Exercise details — Pull out each line of the data that includes the word "Explorações".

------------------------------------

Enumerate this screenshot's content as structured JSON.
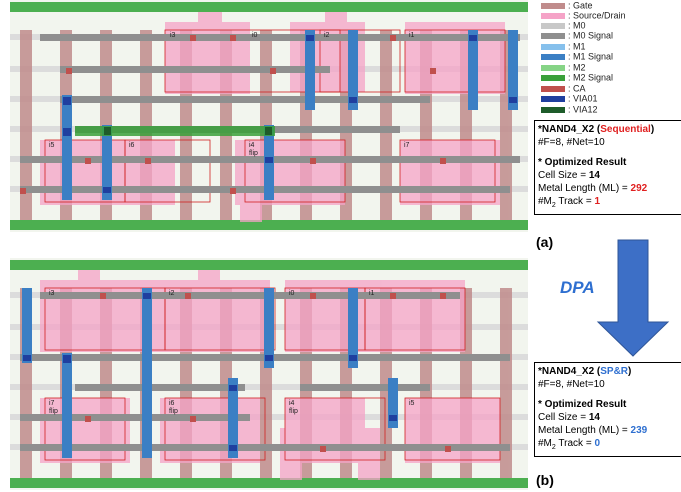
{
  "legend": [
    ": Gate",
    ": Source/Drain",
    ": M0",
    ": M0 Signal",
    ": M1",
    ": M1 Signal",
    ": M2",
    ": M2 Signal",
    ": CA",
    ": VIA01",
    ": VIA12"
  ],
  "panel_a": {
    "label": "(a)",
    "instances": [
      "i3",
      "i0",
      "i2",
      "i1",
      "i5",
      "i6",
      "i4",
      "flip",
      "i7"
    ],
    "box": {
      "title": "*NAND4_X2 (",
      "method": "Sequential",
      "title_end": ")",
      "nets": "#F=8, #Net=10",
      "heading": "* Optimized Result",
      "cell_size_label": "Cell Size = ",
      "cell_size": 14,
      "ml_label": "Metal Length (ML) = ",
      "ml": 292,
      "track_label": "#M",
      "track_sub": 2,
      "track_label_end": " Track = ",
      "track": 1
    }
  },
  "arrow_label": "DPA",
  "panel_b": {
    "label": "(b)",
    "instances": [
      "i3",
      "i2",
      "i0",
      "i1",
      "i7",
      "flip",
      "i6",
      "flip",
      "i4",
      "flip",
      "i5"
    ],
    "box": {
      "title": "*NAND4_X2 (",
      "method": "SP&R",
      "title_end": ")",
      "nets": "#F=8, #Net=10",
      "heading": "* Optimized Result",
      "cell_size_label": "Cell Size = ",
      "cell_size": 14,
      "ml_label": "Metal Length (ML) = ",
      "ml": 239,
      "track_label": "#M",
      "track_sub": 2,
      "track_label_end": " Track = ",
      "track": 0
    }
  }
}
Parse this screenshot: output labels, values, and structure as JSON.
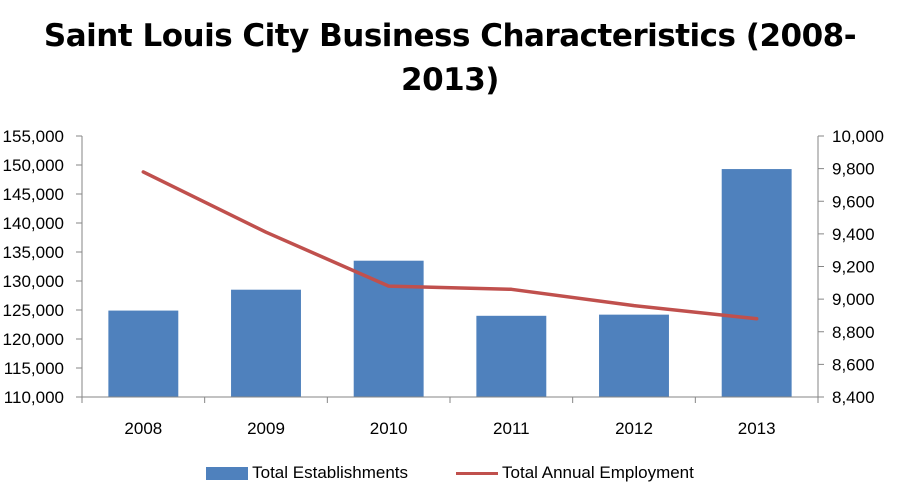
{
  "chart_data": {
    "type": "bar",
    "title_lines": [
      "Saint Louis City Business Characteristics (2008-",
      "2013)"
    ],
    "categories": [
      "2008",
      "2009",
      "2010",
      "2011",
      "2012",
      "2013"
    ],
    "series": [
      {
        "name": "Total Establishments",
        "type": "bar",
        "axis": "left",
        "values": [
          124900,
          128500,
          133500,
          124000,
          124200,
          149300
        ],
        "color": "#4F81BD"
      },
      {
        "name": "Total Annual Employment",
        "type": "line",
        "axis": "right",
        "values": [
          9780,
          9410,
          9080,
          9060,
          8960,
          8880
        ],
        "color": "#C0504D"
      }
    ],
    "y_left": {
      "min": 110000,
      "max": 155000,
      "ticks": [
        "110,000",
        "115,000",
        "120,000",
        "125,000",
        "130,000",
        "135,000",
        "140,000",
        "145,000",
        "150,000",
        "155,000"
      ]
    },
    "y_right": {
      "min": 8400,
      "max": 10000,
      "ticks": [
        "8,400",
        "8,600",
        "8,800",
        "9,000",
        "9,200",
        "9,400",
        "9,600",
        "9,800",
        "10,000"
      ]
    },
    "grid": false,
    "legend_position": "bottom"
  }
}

------------------------------------

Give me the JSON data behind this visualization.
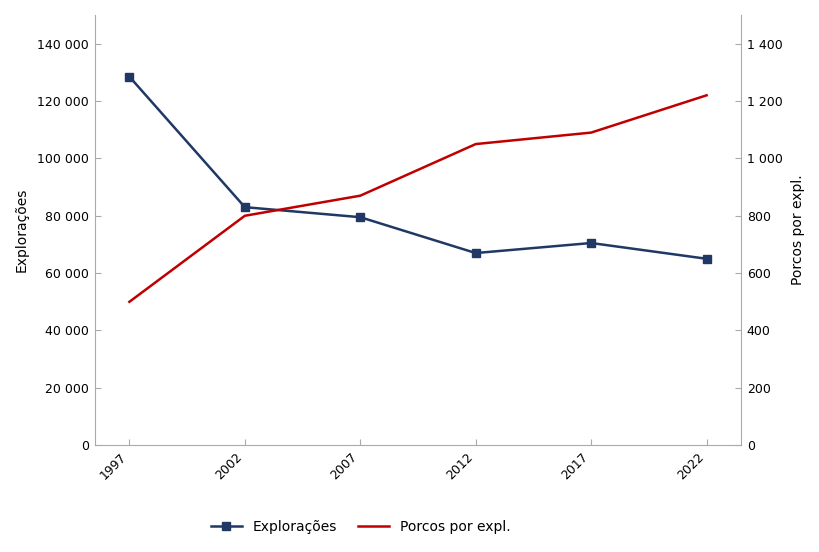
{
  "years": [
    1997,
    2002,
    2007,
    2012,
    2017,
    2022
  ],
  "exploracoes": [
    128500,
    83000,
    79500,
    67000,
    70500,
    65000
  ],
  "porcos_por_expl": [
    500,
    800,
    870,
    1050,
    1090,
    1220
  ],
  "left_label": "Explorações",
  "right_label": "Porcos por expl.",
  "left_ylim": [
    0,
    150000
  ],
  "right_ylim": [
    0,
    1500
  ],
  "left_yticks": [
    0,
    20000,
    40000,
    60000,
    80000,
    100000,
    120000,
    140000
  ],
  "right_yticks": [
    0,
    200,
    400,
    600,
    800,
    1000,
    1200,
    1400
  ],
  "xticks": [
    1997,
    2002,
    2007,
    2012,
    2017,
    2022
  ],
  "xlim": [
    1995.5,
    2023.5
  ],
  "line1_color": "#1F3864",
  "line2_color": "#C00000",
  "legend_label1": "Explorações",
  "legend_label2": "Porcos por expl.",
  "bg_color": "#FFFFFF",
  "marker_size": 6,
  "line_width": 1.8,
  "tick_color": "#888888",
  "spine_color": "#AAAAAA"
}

------------------------------------

Finished task —
  "left_label": "Explorações",
  "legend_label1": "Explorações",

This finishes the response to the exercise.